/---

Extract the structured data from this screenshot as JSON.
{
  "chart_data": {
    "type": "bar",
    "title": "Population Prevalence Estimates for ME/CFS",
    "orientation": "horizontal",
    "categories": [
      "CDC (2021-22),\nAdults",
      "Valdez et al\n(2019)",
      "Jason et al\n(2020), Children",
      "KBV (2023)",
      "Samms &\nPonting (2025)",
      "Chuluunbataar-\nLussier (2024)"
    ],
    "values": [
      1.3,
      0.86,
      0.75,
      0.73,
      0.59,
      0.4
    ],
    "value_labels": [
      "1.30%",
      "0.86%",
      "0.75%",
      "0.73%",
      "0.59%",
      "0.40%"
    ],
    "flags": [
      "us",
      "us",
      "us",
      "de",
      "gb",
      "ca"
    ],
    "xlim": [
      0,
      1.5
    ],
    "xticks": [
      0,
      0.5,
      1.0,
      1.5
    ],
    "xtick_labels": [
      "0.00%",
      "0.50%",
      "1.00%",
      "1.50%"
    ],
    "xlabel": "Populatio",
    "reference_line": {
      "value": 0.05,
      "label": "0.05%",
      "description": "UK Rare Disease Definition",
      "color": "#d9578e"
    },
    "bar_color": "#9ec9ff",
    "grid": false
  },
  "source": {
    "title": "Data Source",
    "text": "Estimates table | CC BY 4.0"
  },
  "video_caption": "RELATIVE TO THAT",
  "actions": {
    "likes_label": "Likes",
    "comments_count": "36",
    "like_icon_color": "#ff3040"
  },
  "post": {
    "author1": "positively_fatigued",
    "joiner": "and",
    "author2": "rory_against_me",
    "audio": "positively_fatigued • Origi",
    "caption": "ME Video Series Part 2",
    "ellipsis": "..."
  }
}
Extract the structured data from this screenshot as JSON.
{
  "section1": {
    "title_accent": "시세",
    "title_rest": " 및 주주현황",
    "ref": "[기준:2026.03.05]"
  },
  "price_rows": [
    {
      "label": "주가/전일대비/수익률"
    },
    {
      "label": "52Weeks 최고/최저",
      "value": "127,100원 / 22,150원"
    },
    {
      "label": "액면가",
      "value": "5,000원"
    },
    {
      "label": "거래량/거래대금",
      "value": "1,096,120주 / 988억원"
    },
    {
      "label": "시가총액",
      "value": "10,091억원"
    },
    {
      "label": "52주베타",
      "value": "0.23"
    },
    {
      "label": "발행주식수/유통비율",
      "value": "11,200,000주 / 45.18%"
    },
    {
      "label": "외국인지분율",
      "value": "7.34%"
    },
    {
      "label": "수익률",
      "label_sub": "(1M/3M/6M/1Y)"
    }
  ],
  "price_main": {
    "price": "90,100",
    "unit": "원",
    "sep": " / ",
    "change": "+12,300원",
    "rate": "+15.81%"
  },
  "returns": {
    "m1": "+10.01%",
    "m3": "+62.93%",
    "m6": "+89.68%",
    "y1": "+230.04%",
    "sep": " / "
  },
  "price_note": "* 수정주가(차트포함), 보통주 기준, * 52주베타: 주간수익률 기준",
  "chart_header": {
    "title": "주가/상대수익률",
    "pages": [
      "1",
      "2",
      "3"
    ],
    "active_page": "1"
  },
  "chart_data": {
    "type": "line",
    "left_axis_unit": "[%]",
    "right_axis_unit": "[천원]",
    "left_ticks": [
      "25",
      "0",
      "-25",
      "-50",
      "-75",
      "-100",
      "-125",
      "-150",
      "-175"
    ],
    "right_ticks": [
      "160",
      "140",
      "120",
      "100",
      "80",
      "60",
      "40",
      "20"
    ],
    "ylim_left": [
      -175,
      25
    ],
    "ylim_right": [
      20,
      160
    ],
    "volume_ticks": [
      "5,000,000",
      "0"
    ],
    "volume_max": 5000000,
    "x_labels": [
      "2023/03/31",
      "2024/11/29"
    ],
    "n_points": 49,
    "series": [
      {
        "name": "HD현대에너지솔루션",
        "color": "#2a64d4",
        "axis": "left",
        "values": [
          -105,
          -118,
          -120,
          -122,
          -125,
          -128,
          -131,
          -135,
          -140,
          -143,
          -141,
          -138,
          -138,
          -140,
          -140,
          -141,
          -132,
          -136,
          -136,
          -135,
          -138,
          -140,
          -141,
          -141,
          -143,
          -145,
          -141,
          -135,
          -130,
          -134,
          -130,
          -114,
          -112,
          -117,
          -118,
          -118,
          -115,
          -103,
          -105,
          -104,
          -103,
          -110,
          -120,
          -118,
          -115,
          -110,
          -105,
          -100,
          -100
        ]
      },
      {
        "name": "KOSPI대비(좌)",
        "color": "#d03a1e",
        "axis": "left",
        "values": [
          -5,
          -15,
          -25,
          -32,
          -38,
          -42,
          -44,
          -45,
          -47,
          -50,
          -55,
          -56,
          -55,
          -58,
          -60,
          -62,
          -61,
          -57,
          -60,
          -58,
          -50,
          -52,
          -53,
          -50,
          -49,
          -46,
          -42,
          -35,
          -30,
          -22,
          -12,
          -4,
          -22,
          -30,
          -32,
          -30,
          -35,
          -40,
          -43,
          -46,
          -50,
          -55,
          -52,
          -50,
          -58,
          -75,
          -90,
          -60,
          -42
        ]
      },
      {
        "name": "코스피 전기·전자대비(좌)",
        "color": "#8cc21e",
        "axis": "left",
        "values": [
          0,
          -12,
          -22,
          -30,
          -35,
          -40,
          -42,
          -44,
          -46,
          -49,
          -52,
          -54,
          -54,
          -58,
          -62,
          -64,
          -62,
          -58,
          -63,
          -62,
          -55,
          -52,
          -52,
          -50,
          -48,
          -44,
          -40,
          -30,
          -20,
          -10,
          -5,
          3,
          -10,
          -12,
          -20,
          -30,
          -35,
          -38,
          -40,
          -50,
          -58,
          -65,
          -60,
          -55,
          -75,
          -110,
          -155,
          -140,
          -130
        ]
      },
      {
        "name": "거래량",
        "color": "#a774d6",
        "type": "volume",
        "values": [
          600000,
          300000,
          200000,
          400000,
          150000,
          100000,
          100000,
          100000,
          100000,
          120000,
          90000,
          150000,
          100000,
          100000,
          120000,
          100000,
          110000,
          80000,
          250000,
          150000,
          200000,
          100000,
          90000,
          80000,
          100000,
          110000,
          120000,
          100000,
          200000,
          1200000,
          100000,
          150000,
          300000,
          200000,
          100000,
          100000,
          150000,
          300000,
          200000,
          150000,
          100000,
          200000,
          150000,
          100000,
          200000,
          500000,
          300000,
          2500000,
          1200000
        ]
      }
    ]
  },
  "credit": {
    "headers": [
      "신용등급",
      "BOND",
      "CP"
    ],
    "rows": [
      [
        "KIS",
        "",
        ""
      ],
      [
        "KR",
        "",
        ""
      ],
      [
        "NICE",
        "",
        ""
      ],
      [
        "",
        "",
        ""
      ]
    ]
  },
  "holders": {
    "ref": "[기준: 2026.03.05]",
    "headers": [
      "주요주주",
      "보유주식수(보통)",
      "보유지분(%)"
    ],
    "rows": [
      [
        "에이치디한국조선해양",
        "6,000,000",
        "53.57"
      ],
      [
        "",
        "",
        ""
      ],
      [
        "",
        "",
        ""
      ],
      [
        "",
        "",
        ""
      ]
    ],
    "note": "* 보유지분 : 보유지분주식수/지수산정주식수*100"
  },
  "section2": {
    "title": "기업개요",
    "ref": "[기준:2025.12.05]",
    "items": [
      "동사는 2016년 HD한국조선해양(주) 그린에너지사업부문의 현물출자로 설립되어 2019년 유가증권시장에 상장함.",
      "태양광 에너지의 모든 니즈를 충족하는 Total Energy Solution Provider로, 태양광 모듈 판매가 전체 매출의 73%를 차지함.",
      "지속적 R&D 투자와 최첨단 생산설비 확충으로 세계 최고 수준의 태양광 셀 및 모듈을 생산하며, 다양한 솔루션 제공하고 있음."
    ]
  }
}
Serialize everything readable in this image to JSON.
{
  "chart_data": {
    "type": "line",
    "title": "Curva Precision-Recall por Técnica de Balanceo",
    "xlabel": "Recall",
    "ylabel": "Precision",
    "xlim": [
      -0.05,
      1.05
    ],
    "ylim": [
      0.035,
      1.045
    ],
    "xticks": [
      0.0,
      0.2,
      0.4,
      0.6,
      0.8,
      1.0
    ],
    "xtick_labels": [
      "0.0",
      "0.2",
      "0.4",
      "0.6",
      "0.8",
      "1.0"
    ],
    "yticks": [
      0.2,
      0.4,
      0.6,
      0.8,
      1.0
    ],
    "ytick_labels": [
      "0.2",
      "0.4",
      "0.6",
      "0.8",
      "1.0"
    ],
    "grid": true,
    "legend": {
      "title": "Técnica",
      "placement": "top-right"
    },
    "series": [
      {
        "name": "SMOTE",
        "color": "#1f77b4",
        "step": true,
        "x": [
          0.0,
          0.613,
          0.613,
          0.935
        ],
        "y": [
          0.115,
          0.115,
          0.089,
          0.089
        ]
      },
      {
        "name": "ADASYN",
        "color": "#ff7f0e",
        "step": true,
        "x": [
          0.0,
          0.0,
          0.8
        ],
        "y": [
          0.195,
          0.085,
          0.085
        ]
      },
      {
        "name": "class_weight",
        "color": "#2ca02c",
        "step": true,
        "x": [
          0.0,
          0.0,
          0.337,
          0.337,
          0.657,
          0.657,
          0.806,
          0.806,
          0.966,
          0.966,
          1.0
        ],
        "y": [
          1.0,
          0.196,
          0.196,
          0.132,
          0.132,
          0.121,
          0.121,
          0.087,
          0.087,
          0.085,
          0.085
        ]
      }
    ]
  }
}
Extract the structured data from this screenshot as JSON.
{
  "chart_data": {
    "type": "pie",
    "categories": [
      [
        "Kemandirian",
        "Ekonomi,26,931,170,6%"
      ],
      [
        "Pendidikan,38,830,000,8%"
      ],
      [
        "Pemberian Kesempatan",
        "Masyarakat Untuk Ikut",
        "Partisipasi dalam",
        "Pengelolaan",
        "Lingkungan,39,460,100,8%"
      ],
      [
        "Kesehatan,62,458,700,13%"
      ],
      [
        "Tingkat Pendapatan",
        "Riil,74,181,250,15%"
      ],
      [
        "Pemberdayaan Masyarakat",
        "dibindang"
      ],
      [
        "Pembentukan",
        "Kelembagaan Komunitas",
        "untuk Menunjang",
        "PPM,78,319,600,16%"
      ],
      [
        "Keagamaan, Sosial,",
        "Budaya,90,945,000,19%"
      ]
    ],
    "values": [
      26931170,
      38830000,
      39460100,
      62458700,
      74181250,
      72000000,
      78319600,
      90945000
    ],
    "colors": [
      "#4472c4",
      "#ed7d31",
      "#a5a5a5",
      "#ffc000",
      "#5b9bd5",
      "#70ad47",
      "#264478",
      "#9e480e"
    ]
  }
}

\---

| TASK TO CARRY OUT |
Look through the lines above and collect those with the word "Recall".

| IN RESPONSE |
    "title": "Curva Precision-Recall por Técnica de Balanceo",
    "xlabel": "Recall",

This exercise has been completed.